> **Provided data**:
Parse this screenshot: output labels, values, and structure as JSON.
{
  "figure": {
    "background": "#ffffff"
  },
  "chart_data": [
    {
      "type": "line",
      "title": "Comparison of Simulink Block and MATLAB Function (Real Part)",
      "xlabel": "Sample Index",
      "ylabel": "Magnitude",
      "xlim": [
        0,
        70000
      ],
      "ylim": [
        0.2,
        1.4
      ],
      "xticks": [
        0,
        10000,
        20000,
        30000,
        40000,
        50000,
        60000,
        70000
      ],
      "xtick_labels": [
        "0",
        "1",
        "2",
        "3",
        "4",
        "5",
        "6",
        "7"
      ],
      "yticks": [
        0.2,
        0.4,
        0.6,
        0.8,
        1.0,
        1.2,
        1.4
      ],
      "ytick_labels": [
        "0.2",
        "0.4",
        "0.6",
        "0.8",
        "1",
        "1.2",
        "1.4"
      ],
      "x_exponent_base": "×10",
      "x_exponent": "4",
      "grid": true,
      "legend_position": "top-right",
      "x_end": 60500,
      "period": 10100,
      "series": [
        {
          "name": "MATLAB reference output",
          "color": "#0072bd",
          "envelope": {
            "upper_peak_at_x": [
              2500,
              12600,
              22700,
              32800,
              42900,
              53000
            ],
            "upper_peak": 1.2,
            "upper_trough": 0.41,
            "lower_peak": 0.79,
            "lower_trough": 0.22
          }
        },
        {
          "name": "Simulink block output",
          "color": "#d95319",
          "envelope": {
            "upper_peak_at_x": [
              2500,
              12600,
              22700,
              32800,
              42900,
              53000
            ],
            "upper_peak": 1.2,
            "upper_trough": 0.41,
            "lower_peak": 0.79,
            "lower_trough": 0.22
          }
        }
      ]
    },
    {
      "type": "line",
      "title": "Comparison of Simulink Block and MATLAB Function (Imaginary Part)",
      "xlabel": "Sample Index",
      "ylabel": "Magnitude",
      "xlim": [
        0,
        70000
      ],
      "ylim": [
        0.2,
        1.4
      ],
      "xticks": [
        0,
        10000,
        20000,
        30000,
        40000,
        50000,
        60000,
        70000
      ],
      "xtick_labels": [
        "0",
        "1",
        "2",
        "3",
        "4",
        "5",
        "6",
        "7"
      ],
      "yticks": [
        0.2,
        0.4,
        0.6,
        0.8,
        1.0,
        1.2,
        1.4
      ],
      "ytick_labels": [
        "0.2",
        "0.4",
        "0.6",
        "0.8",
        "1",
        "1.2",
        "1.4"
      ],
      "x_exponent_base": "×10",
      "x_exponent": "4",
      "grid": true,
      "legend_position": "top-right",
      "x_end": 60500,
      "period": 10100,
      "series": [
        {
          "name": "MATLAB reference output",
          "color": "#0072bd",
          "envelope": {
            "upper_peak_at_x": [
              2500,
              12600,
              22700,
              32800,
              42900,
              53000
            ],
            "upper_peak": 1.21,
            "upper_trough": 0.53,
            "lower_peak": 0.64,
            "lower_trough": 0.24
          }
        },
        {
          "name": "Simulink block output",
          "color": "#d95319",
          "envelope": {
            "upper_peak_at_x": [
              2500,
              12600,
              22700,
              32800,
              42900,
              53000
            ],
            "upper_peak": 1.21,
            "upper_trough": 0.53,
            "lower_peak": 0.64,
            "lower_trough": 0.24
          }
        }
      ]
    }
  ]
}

> **Required work**: Reproduce the whole listing word for word.

> **Answer**:
Parse this screenshot: output labels, values, and structure as JSON.
{
  "figure": {
    "background": "#ffffff"
  },
  "chart_data": [
    {
      "type": "line",
      "title": "Comparison of Simulink Block and MATLAB Function (Real Part)",
      "xlabel": "Sample Index",
      "ylabel": "Magnitude",
      "xlim": [
        0,
        70000
      ],
      "ylim": [
        0.2,
        1.4
      ],
      "xticks": [
        0,
        10000,
        20000,
        30000,
        40000,
        50000,
        60000,
        70000
      ],
      "xtick_labels": [
        "0",
        "1",
        "2",
        "3",
        "4",
        "5",
        "6",
        "7"
      ],
      "yticks": [
        0.2,
        0.4,
        0.6,
        0.8,
        1.0,
        1.2,
        1.4
      ],
      "ytick_labels": [
        "0.2",
        "0.4",
        "0.6",
        "0.8",
        "1",
        "1.2",
        "1.4"
      ],
      "x_exponent_base": "×10",
      "x_exponent": "4",
      "grid": true,
      "legend_position": "top-right",
      "x_end": 60500,
      "period": 10100,
      "series": [
        {
          "name": "MATLAB reference output",
          "color": "#0072bd",
          "envelope": {
            "upper_peak_at_x": [
              2500,
              12600,
              22700,
              32800,
              42900,
              53000
            ],
            "upper_peak": 1.2,
            "upper_trough": 0.41,
            "lower_peak": 0.79,
            "lower_trough": 0.22
          }
        },
        {
          "name": "Simulink block output",
          "color": "#d95319",
          "envelope": {
            "upper_peak_at_x": [
              2500,
              12600,
              22700,
              32800,
              42900,
              53000
            ],
            "upper_peak": 1.2,
            "upper_trough": 0.41,
            "lower_peak": 0.79,
            "lower_trough": 0.22
          }
        }
      ]
    },
    {
      "type": "line",
      "title": "Comparison of Simulink Block and MATLAB Function (Imaginary Part)",
      "xlabel": "Sample Index",
      "ylabel": "Magnitude",
      "xlim": [
        0,
        70000
      ],
      "ylim": [
        0.2,
        1.4
      ],
      "xticks": [
        0,
        10000,
        20000,
        30000,
        40000,
        50000,
        60000,
        70000
      ],
      "xtick_labels": [
        "0",
        "1",
        "2",
        "3",
        "4",
        "5",
        "6",
        "7"
      ],
      "yticks": [
        0.2,
        0.4,
        0.6,
        0.8,
        1.0,
        1.2,
        1.4
      ],
      "ytick_labels": [
        "0.2",
        "0.4",
        "0.6",
        "0.8",
        "1",
        "1.2",
        "1.4"
      ],
      "x_exponent_base": "×10",
      "x_exponent": "4",
      "grid": true,
      "legend_position": "top-right",
      "x_end": 60500,
      "period": 10100,
      "series": [
        {
          "name": "MATLAB reference output",
          "color": "#0072bd",
          "envelope": {
            "upper_peak_at_x": [
              2500,
              12600,
              22700,
              32800,
              42900,
              53000
            ],
            "upper_peak": 1.21,
            "upper_trough": 0.53,
            "lower_peak": 0.64,
            "lower_trough": 0.24
          }
        },
        {
          "name": "Simulink block output",
          "color": "#d95319",
          "envelope": {
            "upper_peak_at_x": [
              2500,
              12600,
              22700,
              32800,
              42900,
              53000
            ],
            "upper_peak": 1.21,
            "upper_trough": 0.53,
            "lower_peak": 0.64,
            "lower_trough": 0.24
          }
        }
      ]
    }
  ]
}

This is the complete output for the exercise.